For the data below, report only the number of lines containing the string "content".

• Input material
..............................

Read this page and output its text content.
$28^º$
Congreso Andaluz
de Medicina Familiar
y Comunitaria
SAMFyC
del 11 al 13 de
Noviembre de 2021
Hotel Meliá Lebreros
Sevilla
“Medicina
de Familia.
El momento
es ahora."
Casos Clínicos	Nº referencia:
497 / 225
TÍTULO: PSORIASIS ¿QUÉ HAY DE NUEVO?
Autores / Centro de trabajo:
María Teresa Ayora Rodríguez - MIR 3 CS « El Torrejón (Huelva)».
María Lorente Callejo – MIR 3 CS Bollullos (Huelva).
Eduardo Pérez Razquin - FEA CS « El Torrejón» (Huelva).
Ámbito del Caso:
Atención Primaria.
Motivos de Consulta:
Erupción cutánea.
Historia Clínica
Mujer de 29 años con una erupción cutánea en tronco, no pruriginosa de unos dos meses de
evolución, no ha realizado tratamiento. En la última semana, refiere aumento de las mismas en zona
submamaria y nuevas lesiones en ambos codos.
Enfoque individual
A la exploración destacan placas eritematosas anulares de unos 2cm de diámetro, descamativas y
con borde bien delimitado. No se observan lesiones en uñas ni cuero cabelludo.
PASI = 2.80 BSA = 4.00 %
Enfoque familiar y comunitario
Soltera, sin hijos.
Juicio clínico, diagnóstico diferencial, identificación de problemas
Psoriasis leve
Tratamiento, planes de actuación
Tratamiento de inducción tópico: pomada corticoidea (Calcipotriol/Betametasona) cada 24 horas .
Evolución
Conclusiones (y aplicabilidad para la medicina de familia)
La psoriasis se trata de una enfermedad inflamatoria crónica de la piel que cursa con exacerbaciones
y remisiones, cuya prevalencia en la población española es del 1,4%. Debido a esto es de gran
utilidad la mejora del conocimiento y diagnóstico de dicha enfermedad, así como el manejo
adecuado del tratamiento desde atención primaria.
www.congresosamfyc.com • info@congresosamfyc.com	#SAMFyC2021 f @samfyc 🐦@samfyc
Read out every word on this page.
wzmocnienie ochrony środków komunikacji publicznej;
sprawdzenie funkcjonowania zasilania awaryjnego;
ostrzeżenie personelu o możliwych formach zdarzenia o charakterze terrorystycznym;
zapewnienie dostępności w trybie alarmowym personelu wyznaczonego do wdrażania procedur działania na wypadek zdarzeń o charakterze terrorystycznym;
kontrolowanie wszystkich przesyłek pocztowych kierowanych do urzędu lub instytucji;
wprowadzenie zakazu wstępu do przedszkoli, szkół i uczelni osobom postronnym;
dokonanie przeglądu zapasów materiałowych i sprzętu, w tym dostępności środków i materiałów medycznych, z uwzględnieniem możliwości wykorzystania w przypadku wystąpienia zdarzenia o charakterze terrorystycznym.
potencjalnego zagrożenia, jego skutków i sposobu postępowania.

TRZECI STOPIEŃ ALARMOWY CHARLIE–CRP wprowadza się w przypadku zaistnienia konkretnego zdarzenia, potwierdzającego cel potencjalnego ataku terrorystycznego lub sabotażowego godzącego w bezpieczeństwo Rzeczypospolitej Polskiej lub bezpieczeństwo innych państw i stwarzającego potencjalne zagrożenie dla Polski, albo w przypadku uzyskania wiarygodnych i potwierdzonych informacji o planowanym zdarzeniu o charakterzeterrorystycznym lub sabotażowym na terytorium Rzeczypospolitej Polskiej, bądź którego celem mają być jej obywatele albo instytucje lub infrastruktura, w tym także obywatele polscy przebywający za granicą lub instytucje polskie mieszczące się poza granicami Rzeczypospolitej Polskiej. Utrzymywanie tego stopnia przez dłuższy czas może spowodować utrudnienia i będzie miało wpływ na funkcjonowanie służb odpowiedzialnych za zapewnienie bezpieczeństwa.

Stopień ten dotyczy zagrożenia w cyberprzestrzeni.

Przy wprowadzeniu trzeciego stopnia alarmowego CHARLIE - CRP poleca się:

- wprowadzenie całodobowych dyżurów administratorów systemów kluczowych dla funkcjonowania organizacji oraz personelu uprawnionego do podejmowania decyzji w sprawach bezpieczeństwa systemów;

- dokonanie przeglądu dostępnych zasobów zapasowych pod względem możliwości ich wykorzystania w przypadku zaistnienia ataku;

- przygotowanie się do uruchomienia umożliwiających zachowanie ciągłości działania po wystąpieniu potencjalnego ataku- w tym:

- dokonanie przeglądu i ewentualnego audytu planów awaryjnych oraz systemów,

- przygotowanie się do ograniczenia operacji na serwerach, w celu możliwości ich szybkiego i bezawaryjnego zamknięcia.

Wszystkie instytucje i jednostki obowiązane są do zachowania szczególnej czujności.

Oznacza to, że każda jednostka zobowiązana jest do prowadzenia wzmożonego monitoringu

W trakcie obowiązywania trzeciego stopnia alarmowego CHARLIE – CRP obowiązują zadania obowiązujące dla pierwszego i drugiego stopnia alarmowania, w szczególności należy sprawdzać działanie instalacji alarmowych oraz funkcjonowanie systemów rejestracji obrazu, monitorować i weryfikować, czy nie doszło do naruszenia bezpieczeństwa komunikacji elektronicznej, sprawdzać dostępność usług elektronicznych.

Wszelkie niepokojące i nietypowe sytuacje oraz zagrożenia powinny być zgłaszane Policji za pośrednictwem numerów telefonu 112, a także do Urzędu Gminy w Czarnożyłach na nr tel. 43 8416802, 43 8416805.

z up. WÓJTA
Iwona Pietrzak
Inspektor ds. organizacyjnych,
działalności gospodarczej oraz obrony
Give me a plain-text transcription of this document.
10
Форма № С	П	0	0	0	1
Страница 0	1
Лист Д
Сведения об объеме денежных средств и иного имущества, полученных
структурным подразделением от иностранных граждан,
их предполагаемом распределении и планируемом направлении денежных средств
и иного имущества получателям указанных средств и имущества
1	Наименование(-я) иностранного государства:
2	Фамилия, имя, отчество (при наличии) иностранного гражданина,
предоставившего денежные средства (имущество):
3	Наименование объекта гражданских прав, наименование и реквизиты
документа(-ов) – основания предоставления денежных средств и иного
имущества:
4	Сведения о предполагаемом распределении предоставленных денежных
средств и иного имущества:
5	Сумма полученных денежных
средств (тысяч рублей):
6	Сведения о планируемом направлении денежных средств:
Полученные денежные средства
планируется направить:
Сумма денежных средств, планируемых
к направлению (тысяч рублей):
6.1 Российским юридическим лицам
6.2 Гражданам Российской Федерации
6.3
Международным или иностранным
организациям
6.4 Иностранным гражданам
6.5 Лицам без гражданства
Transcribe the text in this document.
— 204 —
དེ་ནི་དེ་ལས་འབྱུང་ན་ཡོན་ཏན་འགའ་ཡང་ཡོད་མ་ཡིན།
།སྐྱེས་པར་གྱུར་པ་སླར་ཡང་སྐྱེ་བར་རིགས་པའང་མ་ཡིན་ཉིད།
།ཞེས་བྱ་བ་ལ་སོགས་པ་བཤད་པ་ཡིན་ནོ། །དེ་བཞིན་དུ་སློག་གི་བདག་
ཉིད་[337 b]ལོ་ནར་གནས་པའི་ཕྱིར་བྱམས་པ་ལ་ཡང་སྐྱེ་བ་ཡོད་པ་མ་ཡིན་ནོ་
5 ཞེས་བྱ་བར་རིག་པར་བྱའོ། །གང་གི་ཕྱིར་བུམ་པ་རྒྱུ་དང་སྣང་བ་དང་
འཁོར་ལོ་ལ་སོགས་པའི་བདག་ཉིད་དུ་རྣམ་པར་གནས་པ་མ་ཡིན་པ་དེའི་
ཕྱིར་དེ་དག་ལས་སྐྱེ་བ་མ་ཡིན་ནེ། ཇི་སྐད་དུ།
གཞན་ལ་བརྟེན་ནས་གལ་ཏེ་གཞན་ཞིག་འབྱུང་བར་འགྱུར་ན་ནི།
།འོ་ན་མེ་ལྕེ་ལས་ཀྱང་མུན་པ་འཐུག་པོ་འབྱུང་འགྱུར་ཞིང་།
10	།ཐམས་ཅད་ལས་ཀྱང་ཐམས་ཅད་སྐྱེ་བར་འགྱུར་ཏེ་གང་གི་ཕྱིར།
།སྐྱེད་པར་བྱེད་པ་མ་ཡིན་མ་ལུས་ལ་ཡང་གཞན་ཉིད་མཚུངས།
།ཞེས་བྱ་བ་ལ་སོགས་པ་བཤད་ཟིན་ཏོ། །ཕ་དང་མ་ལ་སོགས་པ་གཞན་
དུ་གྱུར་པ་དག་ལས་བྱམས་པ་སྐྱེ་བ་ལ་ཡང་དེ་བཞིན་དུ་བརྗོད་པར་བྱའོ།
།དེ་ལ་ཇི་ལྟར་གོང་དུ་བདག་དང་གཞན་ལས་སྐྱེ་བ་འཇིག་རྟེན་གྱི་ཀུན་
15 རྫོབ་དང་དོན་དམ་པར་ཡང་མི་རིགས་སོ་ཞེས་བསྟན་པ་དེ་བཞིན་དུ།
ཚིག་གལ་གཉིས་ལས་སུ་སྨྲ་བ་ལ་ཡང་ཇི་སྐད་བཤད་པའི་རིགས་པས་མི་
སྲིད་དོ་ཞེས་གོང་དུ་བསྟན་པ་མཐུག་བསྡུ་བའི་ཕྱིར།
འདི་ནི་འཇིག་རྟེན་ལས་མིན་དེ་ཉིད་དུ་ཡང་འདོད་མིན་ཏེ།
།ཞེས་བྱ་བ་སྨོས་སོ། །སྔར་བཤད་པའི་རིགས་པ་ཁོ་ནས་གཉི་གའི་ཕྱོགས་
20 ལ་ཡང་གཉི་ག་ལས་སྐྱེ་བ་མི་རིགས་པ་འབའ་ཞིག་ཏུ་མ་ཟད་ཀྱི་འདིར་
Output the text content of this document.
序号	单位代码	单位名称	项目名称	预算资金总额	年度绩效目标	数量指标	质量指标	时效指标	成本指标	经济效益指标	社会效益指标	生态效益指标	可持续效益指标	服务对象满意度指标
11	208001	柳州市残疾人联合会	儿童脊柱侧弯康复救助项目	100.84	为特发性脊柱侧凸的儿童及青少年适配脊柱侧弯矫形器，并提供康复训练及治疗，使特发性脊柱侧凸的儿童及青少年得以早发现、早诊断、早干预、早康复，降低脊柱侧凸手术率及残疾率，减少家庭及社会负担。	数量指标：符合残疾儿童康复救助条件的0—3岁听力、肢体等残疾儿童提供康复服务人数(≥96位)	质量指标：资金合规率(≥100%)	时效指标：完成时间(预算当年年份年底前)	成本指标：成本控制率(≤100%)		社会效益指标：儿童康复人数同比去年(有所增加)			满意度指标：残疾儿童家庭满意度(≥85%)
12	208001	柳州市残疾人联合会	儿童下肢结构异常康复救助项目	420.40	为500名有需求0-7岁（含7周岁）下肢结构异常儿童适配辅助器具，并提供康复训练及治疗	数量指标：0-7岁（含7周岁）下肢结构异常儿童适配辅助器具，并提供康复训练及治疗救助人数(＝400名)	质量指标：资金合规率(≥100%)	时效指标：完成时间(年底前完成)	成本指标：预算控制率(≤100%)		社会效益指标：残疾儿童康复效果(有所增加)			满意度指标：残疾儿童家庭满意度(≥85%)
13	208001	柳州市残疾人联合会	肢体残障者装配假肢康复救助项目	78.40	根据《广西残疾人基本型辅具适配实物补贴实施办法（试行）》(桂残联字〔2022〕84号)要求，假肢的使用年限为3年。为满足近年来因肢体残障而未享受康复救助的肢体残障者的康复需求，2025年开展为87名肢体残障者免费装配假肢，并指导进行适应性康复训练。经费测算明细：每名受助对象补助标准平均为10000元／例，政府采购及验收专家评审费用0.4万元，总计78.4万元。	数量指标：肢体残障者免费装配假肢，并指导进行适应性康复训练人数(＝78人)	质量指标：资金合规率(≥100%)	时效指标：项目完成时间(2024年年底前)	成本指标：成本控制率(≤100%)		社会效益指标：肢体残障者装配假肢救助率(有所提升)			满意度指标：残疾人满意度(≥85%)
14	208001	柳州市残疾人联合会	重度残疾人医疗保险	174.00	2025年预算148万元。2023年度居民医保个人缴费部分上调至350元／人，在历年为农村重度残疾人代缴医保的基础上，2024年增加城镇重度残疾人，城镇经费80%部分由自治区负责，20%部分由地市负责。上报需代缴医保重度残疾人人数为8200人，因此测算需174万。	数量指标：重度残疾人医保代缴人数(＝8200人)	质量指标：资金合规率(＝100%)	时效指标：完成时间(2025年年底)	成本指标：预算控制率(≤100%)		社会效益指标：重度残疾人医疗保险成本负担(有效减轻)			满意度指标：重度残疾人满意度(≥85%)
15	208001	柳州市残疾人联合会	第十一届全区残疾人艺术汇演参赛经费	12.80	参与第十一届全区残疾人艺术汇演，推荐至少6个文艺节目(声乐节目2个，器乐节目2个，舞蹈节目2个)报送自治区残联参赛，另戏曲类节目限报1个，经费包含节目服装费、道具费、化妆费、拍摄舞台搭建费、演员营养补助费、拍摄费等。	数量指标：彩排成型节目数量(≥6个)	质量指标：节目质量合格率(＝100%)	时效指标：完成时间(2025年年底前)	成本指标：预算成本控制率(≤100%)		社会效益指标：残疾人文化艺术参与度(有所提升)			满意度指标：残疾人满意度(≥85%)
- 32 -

..............................

• Result of this task
2